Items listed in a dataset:
* begin *

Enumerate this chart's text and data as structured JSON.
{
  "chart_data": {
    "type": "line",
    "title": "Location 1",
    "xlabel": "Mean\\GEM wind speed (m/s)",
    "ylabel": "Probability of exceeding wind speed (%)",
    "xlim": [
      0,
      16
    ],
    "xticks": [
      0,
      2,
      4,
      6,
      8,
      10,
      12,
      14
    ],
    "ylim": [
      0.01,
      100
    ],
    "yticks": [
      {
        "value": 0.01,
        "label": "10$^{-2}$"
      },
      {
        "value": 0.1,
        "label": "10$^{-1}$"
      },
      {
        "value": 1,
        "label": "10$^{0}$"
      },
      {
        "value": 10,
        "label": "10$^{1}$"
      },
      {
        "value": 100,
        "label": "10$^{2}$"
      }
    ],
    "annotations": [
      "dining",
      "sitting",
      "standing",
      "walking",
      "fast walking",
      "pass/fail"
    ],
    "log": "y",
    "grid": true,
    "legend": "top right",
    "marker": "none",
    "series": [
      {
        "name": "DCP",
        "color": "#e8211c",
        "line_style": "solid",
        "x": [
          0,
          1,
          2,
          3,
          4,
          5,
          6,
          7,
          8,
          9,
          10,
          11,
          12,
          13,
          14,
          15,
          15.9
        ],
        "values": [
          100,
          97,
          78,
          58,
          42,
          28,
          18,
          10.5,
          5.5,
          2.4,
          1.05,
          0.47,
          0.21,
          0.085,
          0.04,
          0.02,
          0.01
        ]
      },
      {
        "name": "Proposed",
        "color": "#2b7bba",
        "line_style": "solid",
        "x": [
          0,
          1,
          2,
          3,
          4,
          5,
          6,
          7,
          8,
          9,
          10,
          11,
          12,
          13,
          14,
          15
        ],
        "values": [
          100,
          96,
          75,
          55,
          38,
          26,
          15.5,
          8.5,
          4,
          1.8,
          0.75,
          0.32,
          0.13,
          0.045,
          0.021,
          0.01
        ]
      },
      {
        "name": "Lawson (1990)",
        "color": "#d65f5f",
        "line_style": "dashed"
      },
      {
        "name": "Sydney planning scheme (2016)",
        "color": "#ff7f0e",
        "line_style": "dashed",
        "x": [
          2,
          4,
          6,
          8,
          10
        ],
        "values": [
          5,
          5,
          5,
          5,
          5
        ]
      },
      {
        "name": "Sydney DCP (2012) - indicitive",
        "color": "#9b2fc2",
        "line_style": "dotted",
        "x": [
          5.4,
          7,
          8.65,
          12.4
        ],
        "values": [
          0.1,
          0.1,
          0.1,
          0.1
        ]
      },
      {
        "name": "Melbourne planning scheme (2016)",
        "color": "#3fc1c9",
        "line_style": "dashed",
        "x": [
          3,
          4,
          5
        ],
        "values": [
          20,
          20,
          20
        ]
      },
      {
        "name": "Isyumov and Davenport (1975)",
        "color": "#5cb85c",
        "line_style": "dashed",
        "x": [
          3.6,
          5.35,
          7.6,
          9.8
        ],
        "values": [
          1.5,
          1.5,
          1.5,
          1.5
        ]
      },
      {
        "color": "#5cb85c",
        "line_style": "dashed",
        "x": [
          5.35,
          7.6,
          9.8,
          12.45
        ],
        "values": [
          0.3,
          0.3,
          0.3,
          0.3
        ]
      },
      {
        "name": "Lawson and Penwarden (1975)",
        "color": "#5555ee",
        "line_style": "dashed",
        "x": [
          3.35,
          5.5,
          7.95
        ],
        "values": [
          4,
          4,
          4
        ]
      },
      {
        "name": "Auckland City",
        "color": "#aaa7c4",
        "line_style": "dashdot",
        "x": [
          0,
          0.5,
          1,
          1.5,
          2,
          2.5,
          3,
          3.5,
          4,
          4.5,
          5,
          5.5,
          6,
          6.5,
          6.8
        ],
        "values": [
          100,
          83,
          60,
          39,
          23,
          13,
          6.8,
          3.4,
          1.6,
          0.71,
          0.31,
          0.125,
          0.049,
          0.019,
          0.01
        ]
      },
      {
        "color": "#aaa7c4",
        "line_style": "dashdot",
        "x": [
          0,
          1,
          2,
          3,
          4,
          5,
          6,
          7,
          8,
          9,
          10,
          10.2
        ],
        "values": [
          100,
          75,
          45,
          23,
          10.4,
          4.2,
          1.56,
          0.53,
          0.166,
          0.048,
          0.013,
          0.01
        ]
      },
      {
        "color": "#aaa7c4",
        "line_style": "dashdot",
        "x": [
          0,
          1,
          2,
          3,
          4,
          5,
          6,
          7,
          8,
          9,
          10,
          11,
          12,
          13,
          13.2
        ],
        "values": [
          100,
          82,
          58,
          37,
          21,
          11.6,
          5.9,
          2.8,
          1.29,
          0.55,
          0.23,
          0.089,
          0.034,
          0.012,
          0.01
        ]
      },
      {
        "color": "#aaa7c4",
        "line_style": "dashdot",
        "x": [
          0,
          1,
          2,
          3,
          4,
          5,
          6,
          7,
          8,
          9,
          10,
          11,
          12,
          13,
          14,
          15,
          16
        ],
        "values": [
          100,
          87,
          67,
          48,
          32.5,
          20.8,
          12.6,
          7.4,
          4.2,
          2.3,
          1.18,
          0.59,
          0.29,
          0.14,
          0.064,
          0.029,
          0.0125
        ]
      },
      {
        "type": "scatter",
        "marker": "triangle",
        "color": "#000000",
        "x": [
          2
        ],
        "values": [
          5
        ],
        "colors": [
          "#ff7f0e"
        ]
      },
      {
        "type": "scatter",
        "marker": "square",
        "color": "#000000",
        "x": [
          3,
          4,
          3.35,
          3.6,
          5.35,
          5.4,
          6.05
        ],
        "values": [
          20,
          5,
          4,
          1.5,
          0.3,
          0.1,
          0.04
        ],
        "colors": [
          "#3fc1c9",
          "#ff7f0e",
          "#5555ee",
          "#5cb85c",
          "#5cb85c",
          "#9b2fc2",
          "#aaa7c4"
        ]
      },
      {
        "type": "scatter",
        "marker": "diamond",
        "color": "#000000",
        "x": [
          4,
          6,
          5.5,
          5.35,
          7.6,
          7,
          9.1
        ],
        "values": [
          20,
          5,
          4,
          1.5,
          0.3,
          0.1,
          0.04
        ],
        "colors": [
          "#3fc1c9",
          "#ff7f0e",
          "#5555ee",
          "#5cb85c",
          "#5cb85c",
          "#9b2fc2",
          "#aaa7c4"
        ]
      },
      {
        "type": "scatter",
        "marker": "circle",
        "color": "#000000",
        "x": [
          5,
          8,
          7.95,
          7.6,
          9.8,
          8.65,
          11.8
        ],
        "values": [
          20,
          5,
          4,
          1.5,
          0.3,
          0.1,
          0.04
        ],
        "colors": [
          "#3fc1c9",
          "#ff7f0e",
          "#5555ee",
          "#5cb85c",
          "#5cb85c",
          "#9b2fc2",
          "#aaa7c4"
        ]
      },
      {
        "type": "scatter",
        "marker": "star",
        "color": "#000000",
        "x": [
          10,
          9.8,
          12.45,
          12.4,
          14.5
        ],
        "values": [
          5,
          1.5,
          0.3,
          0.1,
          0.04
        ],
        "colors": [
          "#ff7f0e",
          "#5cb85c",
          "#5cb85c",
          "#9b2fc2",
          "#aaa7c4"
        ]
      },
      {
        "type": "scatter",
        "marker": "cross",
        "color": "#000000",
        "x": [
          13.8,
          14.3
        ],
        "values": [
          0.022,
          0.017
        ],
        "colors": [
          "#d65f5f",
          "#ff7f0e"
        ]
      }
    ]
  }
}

* end *

__Challenge__
Extract each record, keeping it identical to the original.

__Task solution__
Enumerate this chart's text and data as structured JSON.
{
  "chart_data": {
    "type": "line",
    "title": "Location 1",
    "xlabel": "Mean\\GEM wind speed (m/s)",
    "ylabel": "Probability of exceeding wind speed (%)",
    "xlim": [
      0,
      16
    ],
    "xticks": [
      0,
      2,
      4,
      6,
      8,
      10,
      12,
      14
    ],
    "ylim": [
      0.01,
      100
    ],
    "yticks": [
      {
        "value": 0.01,
        "label": "10$^{-2}$"
      },
      {
        "value": 0.1,
        "label": "10$^{-1}$"
      },
      {
        "value": 1,
        "label": "10$^{0}$"
      },
      {
        "value": 10,
        "label": "10$^{1}$"
      },
      {
        "value": 100,
        "label": "10$^{2}$"
      }
    ],
    "annotations": [
      "dining",
      "sitting",
      "standing",
      "walking",
      "fast walking",
      "pass/fail"
    ],
    "log": "y",
    "grid": true,
    "legend": "top right",
    "marker": "none",
    "series": [
      {
        "name": "DCP",
        "color": "#e8211c",
        "line_style": "solid",
        "x": [
          0,
          1,
          2,
          3,
          4,
          5,
          6,
          7,
          8,
          9,
          10,
          11,
          12,
          13,
          14,
          15,
          15.9
        ],
        "values": [
          100,
          97,
          78,
          58,
          42,
          28,
          18,
          10.5,
          5.5,
          2.4,
          1.05,
          0.47,
          0.21,
          0.085,
          0.04,
          0.02,
          0.01
        ]
      },
      {
        "name": "Proposed",
        "color": "#2b7bba",
        "line_style": "solid",
        "x": [
          0,
          1,
          2,
          3,
          4,
          5,
          6,
          7,
          8,
          9,
          10,
          11,
          12,
          13,
          14,
          15
        ],
        "values": [
          100,
          96,
          75,
          55,
          38,
          26,
          15.5,
          8.5,
          4,
          1.8,
          0.75,
          0.32,
          0.13,
          0.045,
          0.021,
          0.01
        ]
      },
      {
        "name": "Lawson (1990)",
        "color": "#d65f5f",
        "line_style": "dashed"
      },
      {
        "name": "Sydney planning scheme (2016)",
        "color": "#ff7f0e",
        "line_style": "dashed",
        "x": [
          2,
          4,
          6,
          8,
          10
        ],
        "values": [
          5,
          5,
          5,
          5,
          5
        ]
      },
      {
        "name": "Sydney DCP (2012) - indicitive",
        "color": "#9b2fc2",
        "line_style": "dotted",
        "x": [
          5.4,
          7,
          8.65,
          12.4
        ],
        "values": [
          0.1,
          0.1,
          0.1,
          0.1
        ]
      },
      {
        "name": "Melbourne planning scheme (2016)",
        "color": "#3fc1c9",
        "line_style": "dashed",
        "x": [
          3,
          4,
          5
        ],
        "values": [
          20,
          20,
          20
        ]
      },
      {
        "name": "Isyumov and Davenport (1975)",
        "color": "#5cb85c",
        "line_style": "dashed",
        "x": [
          3.6,
          5.35,
          7.6,
          9.8
        ],
        "values": [
          1.5,
          1.5,
          1.5,
          1.5
        ]
      },
      {
        "color": "#5cb85c",
        "line_style": "dashed",
        "x": [
          5.35,
          7.6,
          9.8,
          12.45
        ],
        "values": [
          0.3,
          0.3,
          0.3,
          0.3
        ]
      },
      {
        "name": "Lawson and Penwarden (1975)",
        "color": "#5555ee",
        "line_style": "dashed",
        "x": [
          3.35,
          5.5,
          7.95
        ],
        "values": [
          4,
          4,
          4
        ]
      },
      {
        "name": "Auckland City",
        "color": "#aaa7c4",
        "line_style": "dashdot",
        "x": [
          0,
          0.5,
          1,
          1.5,
          2,
          2.5,
          3,
          3.5,
          4,
          4.5,
          5,
          5.5,
          6,
          6.5,
          6.8
        ],
        "values": [
          100,
          83,
          60,
          39,
          23,
          13,
          6.8,
          3.4,
          1.6,
          0.71,
          0.31,
          0.125,
          0.049,
          0.019,
          0.01
        ]
      },
      {
        "color": "#aaa7c4",
        "line_style": "dashdot",
        "x": [
          0,
          1,
          2,
          3,
          4,
          5,
          6,
          7,
          8,
          9,
          10,
          10.2
        ],
        "values": [
          100,
          75,
          45,
          23,
          10.4,
          4.2,
          1.56,
          0.53,
          0.166,
          0.048,
          0.013,
          0.01
        ]
      },
      {
        "color": "#aaa7c4",
        "line_style": "dashdot",
        "x": [
          0,
          1,
          2,
          3,
          4,
          5,
          6,
          7,
          8,
          9,
          10,
          11,
          12,
          13,
          13.2
        ],
        "values": [
          100,
          82,
          58,
          37,
          21,
          11.6,
          5.9,
          2.8,
          1.29,
          0.55,
          0.23,
          0.089,
          0.034,
          0.012,
          0.01
        ]
      },
      {
        "color": "#aaa7c4",
        "line_style": "dashdot",
        "x": [
          0,
          1,
          2,
          3,
          4,
          5,
          6,
          7,
          8,
          9,
          10,
          11,
          12,
          13,
          14,
          15,
          16
        ],
        "values": [
          100,
          87,
          67,
          48,
          32.5,
          20.8,
          12.6,
          7.4,
          4.2,
          2.3,
          1.18,
          0.59,
          0.29,
          0.14,
          0.064,
          0.029,
          0.0125
        ]
      },
      {
        "type": "scatter",
        "marker": "triangle",
        "color": "#000000",
        "x": [
          2
        ],
        "values": [
          5
        ],
        "colors": [
          "#ff7f0e"
        ]
      },
      {
        "type": "scatter",
        "marker": "square",
        "color": "#000000",
        "x": [
          3,
          4,
          3.35,
          3.6,
          5.35,
          5.4,
          6.05
        ],
        "values": [
          20,
          5,
          4,
          1.5,
          0.3,
          0.1,
          0.04
        ],
        "colors": [
          "#3fc1c9",
          "#ff7f0e",
          "#5555ee",
          "#5cb85c",
          "#5cb85c",
          "#9b2fc2",
          "#aaa7c4"
        ]
      },
      {
        "type": "scatter",
        "marker": "diamond",
        "color": "#000000",
        "x": [
          4,
          6,
          5.5,
          5.35,
          7.6,
          7,
          9.1
        ],
        "values": [
          20,
          5,
          4,
          1.5,
          0.3,
          0.1,
          0.04
        ],
        "colors": [
          "#3fc1c9",
          "#ff7f0e",
          "#5555ee",
          "#5cb85c",
          "#5cb85c",
          "#9b2fc2",
          "#aaa7c4"
        ]
      },
      {
        "type": "scatter",
        "marker": "circle",
        "color": "#000000",
        "x": [
          5,
          8,
          7.95,
          7.6,
          9.8,
          8.65,
          11.8
        ],
        "values": [
          20,
          5,
          4,
          1.5,
          0.3,
          0.1,
          0.04
        ],
        "colors": [
          "#3fc1c9",
          "#ff7f0e",
          "#5555ee",
          "#5cb85c",
          "#5cb85c",
          "#9b2fc2",
          "#aaa7c4"
        ]
      },
      {
        "type": "scatter",
        "marker": "star",
        "color": "#000000",
        "x": [
          10,
          9.8,
          12.45,
          12.4,
          14.5
        ],
        "values": [
          5,
          1.5,
          0.3,
          0.1,
          0.04
        ],
        "colors": [
          "#ff7f0e",
          "#5cb85c",
          "#5cb85c",
          "#9b2fc2",
          "#aaa7c4"
        ]
      },
      {
        "type": "scatter",
        "marker": "cross",
        "color": "#000000",
        "x": [
          13.8,
          14.3
        ],
        "values": [
          0.022,
          0.017
        ],
        "colors": [
          "#d65f5f",
          "#ff7f0e"
        ]
      }
    ]
  }
}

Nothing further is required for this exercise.